(STORED ROWS):
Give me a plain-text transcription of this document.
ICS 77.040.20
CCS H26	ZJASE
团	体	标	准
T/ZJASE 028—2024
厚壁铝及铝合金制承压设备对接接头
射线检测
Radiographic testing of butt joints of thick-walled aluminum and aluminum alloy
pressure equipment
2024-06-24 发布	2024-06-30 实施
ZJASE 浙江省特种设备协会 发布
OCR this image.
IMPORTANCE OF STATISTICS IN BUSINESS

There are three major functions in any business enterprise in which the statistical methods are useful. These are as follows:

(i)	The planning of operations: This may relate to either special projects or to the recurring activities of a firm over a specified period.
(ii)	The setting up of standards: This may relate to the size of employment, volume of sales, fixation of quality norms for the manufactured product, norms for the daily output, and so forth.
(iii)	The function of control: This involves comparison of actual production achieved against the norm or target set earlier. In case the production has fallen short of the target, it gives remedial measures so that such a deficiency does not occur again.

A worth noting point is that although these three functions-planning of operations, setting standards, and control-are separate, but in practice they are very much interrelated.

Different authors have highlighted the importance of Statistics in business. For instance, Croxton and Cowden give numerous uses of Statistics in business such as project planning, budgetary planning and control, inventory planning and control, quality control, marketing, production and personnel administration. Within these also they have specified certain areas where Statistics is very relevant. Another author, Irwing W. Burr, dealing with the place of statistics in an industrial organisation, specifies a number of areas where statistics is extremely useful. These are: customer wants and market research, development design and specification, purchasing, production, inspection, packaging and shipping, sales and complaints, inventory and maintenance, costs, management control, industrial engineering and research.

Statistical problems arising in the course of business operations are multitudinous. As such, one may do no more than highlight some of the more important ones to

(TASK INSTRUCTIONS): Reproduce the material in full, with no word added or dropped.

(TASK OUTPUT):
Give me a plain-text transcription of this document.
ICS 77.040.20
CCS H26	ZJASE
团	体	标	准
T/ZJASE 028—2024
厚壁铝及铝合金制承压设备对接接头
射线检测
Radiographic testing of butt joints of thick-walled aluminum and aluminum alloy
pressure equipment
2024-06-24 发布	2024-06-30 实施
ZJASE 浙江省特种设备协会 发布
OCR this image.
IMPORTANCE OF STATISTICS IN BUSINESS

There are three major functions in any business enterprise in which the statistical methods are useful. These are as follows:

(i)	The planning of operations: This may relate to either special projects or to the recurring activities of a firm over a specified period.
(ii)	The setting up of standards: This may relate to the size of employment, volume of sales, fixation of quality norms for the manufactured product, norms for the daily output, and so forth.
(iii)	The function of control: This involves comparison of actual production achieved against the norm or target set earlier. In case the production has fallen short of the target, it gives remedial measures so that such a deficiency does not occur again.

A worth noting point is that although these three functions-planning of operations, setting standards, and control-are separate, but in practice they are very much interrelated.

Different authors have highlighted the importance of Statistics in business. For instance, Croxton and Cowden give numerous uses of Statistics in business such as project planning, budgetary planning and control, inventory planning and control, quality control, marketing, production and personnel administration. Within these also they have specified certain areas where Statistics is very relevant. Another author, Irwing W. Burr, dealing with the place of statistics in an industrial organisation, specifies a number of areas where statistics is extremely useful. These are: customer wants and market research, development design and specification, purchasing, production, inspection, packaging and shipping, sales and complaints, inventory and maintenance, costs, management control, industrial engineering and research.

Statistical problems arising in the course of business operations are multitudinous. As such, one may do no more than highlight some of the more important ones to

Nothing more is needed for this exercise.